Recorded information:
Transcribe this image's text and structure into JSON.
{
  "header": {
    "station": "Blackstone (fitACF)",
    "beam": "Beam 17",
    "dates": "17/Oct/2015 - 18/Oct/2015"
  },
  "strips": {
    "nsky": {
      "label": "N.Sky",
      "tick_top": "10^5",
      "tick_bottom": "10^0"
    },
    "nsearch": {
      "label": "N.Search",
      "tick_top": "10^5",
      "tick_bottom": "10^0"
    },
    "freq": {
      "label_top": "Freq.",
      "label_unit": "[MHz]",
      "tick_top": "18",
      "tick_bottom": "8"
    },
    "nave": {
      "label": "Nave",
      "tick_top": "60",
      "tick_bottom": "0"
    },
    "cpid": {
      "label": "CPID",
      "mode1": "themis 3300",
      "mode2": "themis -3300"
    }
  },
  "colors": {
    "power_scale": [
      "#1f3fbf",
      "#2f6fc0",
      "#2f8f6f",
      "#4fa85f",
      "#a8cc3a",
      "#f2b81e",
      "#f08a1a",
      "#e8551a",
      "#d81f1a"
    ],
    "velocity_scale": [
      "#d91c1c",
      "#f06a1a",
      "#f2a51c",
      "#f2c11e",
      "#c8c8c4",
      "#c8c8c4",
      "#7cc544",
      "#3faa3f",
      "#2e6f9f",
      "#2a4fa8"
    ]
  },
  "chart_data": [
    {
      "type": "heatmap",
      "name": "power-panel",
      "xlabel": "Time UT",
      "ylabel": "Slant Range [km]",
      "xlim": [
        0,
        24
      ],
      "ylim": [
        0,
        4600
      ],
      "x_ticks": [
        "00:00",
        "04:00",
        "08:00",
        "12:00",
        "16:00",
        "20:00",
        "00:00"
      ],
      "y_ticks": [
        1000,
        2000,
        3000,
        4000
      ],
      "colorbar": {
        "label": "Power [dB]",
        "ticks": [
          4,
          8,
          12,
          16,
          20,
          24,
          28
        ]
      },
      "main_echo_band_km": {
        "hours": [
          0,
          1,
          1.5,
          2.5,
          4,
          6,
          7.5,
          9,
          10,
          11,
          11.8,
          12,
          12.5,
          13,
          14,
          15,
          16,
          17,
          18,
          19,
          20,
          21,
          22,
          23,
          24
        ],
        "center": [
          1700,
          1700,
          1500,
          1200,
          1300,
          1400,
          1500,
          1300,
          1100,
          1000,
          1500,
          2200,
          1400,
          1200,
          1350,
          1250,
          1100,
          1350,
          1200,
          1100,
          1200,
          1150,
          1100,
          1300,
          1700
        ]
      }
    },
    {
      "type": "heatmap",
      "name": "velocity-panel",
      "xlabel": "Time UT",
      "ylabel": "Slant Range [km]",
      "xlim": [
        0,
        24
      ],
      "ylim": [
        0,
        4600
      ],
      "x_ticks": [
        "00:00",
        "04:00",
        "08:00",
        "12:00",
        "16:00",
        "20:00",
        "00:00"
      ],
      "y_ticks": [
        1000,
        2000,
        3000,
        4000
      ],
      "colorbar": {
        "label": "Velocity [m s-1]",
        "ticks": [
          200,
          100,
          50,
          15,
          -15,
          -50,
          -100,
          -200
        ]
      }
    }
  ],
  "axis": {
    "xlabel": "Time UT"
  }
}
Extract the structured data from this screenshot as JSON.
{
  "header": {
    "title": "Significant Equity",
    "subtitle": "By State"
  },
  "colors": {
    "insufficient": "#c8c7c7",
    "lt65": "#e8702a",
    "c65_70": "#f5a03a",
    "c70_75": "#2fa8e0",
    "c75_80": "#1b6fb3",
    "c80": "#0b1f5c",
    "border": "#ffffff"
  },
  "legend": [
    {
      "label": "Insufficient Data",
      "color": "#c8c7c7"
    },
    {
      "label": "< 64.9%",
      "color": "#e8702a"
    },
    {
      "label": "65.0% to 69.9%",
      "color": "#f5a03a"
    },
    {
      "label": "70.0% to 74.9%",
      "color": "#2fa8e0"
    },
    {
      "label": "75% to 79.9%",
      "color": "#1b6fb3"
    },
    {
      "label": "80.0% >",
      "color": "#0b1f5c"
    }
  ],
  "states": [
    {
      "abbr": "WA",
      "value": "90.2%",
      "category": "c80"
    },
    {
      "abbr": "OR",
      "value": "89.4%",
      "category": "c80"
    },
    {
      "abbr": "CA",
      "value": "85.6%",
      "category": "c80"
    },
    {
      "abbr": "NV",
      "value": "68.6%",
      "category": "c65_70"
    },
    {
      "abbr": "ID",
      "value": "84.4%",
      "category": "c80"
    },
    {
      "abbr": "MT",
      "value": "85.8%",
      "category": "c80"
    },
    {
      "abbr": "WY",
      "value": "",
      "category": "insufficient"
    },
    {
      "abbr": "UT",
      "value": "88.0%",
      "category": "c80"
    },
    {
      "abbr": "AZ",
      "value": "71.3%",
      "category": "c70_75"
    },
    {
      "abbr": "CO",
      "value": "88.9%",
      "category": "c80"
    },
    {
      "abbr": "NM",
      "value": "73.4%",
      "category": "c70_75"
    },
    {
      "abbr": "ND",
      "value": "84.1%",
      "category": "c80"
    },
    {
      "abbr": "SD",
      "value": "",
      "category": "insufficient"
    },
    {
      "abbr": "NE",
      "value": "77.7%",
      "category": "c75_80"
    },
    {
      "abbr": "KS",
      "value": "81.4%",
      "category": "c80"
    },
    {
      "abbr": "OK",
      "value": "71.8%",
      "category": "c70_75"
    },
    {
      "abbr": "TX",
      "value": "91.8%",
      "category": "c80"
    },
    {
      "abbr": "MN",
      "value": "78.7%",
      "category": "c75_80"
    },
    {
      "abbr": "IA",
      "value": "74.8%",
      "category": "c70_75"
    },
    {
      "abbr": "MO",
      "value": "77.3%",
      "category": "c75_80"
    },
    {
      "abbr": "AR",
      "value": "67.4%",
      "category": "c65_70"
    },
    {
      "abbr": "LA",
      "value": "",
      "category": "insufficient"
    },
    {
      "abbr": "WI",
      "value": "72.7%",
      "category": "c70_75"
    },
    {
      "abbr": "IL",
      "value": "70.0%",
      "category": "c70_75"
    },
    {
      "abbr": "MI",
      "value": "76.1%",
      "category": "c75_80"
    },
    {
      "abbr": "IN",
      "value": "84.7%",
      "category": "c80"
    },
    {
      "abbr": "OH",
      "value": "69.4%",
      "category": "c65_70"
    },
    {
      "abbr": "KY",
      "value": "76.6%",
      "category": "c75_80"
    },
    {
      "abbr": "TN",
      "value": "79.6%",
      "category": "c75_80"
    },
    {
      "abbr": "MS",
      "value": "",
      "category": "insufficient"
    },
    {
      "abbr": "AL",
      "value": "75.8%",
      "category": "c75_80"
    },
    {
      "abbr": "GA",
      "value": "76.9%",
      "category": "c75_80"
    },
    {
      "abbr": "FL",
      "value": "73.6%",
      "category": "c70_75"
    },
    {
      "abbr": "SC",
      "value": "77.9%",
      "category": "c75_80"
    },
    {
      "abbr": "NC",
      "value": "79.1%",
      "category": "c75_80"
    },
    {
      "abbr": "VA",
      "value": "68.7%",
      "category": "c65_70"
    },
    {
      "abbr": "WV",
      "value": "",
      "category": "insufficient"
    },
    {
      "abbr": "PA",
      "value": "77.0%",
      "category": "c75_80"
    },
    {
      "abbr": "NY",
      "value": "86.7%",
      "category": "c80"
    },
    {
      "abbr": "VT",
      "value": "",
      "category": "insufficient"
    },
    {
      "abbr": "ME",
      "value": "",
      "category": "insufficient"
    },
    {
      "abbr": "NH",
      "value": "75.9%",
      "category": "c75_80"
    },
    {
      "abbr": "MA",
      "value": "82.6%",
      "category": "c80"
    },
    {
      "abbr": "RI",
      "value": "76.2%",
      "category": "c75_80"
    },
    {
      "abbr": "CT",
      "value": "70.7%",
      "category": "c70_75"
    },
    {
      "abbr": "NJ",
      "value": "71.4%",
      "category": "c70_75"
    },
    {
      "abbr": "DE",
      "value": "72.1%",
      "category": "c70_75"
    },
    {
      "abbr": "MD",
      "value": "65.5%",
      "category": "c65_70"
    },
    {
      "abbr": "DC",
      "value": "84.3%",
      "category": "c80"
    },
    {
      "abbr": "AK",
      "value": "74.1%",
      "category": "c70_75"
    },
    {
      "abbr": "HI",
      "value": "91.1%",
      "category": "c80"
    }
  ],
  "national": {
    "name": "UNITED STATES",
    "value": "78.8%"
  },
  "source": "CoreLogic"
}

Short task:
Go through the material and copy out every line with "name" in it.

Task response:
      "name": "power-panel",
      "name": "velocity-panel",
    "name": "UNITED STATES",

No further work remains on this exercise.